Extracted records
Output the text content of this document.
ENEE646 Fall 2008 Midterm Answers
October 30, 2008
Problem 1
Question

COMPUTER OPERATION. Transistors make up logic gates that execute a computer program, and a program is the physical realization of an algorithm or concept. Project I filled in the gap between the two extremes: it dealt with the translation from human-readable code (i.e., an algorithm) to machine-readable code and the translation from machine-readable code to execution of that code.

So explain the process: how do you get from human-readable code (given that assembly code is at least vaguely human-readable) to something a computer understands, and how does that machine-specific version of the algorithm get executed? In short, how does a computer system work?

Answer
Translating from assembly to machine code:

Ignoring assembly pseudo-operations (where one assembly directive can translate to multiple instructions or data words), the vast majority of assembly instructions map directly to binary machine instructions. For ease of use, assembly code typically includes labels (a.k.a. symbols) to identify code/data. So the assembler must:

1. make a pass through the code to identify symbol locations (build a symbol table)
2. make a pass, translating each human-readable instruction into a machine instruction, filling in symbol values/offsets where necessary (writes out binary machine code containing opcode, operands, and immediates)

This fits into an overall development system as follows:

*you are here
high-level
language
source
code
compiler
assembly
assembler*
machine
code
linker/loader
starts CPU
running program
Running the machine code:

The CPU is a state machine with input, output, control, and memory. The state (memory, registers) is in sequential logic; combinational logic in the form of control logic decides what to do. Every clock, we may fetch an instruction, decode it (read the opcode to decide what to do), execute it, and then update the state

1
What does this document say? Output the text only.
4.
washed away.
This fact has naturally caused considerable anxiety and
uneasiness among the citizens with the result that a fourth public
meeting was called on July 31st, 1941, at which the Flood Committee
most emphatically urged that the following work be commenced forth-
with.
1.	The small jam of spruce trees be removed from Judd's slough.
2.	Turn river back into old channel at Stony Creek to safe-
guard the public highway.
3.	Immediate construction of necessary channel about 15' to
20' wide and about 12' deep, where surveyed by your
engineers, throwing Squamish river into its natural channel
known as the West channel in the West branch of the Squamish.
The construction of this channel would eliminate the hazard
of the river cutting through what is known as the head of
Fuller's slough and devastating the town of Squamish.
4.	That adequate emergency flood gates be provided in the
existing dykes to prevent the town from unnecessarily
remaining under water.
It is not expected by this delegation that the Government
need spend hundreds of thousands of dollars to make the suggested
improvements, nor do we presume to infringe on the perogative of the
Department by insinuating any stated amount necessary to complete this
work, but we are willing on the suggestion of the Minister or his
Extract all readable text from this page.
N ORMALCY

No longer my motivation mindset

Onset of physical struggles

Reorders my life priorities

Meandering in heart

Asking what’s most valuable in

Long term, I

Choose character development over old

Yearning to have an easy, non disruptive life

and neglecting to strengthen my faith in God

What you have to do:
Copy out exactly the lines between the line with "Extract all readable text from this page." and the last line of the entries, counting both of those lines.

Correct response:
Extract all readable text from this page.
N ORMALCY

No longer my motivation mindset

Onset of physical struggles

Reorders my life priorities

Meandering in heart

Asking what’s most valuable in

Long term, I

Choose character development over old

Yearning to have an easy, non disruptive life

and neglecting to strengthen my faith in God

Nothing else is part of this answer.